Set exercise: Tally every line featuring "lines", then give that tally alone.

Records:

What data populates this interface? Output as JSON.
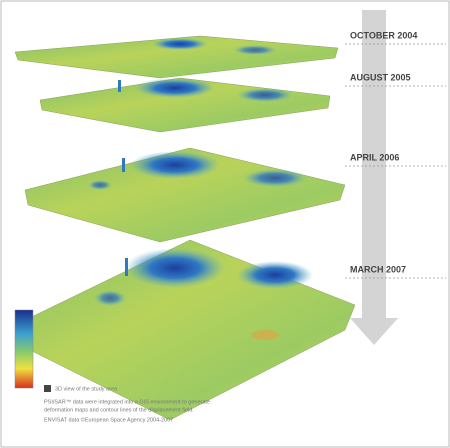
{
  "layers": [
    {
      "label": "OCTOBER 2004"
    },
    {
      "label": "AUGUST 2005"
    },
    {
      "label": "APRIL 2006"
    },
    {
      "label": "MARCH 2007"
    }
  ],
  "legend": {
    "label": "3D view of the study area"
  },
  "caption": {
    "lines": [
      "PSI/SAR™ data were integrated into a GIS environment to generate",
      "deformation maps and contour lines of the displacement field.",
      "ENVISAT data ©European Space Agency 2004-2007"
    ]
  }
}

In response: 2